| Request |
Quote every line as given.

| Entries |

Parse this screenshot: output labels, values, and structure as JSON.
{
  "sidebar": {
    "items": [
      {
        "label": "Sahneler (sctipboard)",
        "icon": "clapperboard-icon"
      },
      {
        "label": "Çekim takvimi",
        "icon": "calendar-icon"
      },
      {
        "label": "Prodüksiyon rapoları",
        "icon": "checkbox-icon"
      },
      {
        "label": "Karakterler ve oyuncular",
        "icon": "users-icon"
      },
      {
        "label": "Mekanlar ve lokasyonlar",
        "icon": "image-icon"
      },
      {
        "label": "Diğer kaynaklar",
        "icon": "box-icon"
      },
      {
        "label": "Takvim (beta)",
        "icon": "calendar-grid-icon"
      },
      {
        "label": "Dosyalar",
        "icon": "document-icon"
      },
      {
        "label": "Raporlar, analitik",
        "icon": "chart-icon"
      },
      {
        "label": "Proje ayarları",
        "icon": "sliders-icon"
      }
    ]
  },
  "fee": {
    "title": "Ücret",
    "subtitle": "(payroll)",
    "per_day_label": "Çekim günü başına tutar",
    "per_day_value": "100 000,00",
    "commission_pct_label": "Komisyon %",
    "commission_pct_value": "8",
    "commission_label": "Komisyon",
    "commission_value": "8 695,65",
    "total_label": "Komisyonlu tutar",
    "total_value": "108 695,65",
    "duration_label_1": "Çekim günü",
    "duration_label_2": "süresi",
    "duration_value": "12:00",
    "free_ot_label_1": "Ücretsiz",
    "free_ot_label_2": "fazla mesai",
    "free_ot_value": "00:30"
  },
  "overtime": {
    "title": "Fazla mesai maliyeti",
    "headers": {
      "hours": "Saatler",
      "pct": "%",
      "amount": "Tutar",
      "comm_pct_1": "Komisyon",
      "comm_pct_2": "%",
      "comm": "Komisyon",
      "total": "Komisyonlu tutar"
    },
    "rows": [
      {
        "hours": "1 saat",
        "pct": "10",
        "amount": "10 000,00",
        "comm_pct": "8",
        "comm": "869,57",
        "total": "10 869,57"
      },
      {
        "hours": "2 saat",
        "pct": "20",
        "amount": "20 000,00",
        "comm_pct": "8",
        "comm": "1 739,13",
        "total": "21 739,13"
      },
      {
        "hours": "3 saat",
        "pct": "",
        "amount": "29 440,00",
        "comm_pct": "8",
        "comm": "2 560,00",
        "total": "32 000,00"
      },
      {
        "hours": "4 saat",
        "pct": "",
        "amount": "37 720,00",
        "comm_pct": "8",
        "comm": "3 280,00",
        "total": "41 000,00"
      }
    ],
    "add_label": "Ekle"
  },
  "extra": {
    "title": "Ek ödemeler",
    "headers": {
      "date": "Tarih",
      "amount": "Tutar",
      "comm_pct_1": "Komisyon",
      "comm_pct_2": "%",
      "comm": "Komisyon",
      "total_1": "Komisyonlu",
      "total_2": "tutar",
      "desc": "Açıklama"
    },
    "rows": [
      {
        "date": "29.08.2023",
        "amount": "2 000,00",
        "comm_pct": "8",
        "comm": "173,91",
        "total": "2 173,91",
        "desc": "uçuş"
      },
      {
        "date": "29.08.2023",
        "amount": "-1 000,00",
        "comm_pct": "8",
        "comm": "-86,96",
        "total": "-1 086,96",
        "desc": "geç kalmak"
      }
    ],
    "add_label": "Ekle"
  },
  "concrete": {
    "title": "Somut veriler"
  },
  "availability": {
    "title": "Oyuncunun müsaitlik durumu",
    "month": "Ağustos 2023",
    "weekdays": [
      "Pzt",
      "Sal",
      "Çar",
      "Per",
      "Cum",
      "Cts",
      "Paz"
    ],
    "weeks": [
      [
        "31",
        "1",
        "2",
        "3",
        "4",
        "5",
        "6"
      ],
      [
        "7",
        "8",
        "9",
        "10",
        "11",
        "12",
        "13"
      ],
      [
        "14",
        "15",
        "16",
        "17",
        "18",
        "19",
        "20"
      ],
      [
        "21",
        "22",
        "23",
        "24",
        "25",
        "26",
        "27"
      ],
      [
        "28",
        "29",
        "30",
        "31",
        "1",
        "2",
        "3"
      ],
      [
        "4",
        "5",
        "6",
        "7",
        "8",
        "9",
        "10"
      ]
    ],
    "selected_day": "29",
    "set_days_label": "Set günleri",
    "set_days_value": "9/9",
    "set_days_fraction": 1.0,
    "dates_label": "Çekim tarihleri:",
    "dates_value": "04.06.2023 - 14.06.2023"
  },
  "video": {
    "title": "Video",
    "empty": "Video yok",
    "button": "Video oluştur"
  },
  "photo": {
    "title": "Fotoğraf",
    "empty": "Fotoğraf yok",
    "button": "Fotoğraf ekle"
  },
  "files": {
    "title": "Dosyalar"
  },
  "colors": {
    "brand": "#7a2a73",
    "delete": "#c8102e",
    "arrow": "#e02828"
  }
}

| Expected answer |
Parse this screenshot: output labels, values, and structure as JSON.
{
  "sidebar": {
    "items": [
      {
        "label": "Sahneler (sctipboard)",
        "icon": "clapperboard-icon"
      },
      {
        "label": "Çekim takvimi",
        "icon": "calendar-icon"
      },
      {
        "label": "Prodüksiyon rapoları",
        "icon": "checkbox-icon"
      },
      {
        "label": "Karakterler ve oyuncular",
        "icon": "users-icon"
      },
      {
        "label": "Mekanlar ve lokasyonlar",
        "icon": "image-icon"
      },
      {
        "label": "Diğer kaynaklar",
        "icon": "box-icon"
      },
      {
        "label": "Takvim (beta)",
        "icon": "calendar-grid-icon"
      },
      {
        "label": "Dosyalar",
        "icon": "document-icon"
      },
      {
        "label": "Raporlar, analitik",
        "icon": "chart-icon"
      },
      {
        "label": "Proje ayarları",
        "icon": "sliders-icon"
      }
    ]
  },
  "fee": {
    "title": "Ücret",
    "subtitle": "(payroll)",
    "per_day_label": "Çekim günü başına tutar",
    "per_day_value": "100 000,00",
    "commission_pct_label": "Komisyon %",
    "commission_pct_value": "8",
    "commission_label": "Komisyon",
    "commission_value": "8 695,65",
    "total_label": "Komisyonlu tutar",
    "total_value": "108 695,65",
    "duration_label_1": "Çekim günü",
    "duration_label_2": "süresi",
    "duration_value": "12:00",
    "free_ot_label_1": "Ücretsiz",
    "free_ot_label_2": "fazla mesai",
    "free_ot_value": "00:30"
  },
  "overtime": {
    "title": "Fazla mesai maliyeti",
    "headers": {
      "hours": "Saatler",
      "pct": "%",
      "amount": "Tutar",
      "comm_pct_1": "Komisyon",
      "comm_pct_2": "%",
      "comm": "Komisyon",
      "total": "Komisyonlu tutar"
    },
    "rows": [
      {
        "hours": "1 saat",
        "pct": "10",
        "amount": "10 000,00",
        "comm_pct": "8",
        "comm": "869,57",
        "total": "10 869,57"
      },
      {
        "hours": "2 saat",
        "pct": "20",
        "amount": "20 000,00",
        "comm_pct": "8",
        "comm": "1 739,13",
        "total": "21 739,13"
      },
      {
        "hours": "3 saat",
        "pct": "",
        "amount": "29 440,00",
        "comm_pct": "8",
        "comm": "2 560,00",
        "total": "32 000,00"
      },
      {
        "hours": "4 saat",
        "pct": "",
        "amount": "37 720,00",
        "comm_pct": "8",
        "comm": "3 280,00",
        "total": "41 000,00"
      }
    ],
    "add_label": "Ekle"
  },
  "extra": {
    "title": "Ek ödemeler",
    "headers": {
      "date": "Tarih",
      "amount": "Tutar",
      "comm_pct_1": "Komisyon",
      "comm_pct_2": "%",
      "comm": "Komisyon",
      "total_1": "Komisyonlu",
      "total_2": "tutar",
      "desc": "Açıklama"
    },
    "rows": [
      {
        "date": "29.08.2023",
        "amount": "2 000,00",
        "comm_pct": "8",
        "comm": "173,91",
        "total": "2 173,91",
        "desc": "uçuş"
      },
      {
        "date": "29.08.2023",
        "amount": "-1 000,00",
        "comm_pct": "8",
        "comm": "-86,96",
        "total": "-1 086,96",
        "desc": "geç kalmak"
      }
    ],
    "add_label": "Ekle"
  },
  "concrete": {
    "title": "Somut veriler"
  },
  "availability": {
    "title": "Oyuncunun müsaitlik durumu",
    "month": "Ağustos 2023",
    "weekdays": [
      "Pzt",
      "Sal",
      "Çar",
      "Per",
      "Cum",
      "Cts",
      "Paz"
    ],
    "weeks": [
      [
        "31",
        "1",
        "2",
        "3",
        "4",
        "5",
        "6"
      ],
      [
        "7",
        "8",
        "9",
        "10",
        "11",
        "12",
        "13"
      ],
      [
        "14",
        "15",
        "16",
        "17",
        "18",
        "19",
        "20"
      ],
      [
        "21",
        "22",
        "23",
        "24",
        "25",
        "26",
        "27"
      ],
      [
        "28",
        "29",
        "30",
        "31",
        "1",
        "2",
        "3"
      ],
      [
        "4",
        "5",
        "6",
        "7",
        "8",
        "9",
        "10"
      ]
    ],
    "selected_day": "29",
    "set_days_label": "Set günleri",
    "set_days_value": "9/9",
    "set_days_fraction": 1.0,
    "dates_label": "Çekim tarihleri:",
    "dates_value": "04.06.2023 - 14.06.2023"
  },
  "video": {
    "title": "Video",
    "empty": "Video yok",
    "button": "Video oluştur"
  },
  "photo": {
    "title": "Fotoğraf",
    "empty": "Fotoğraf yok",
    "button": "Fotoğraf ekle"
  },
  "files": {
    "title": "Dosyalar"
  },
  "colors": {
    "brand": "#7a2a73",
    "delete": "#c8102e",
    "arrow": "#e02828"
  }
}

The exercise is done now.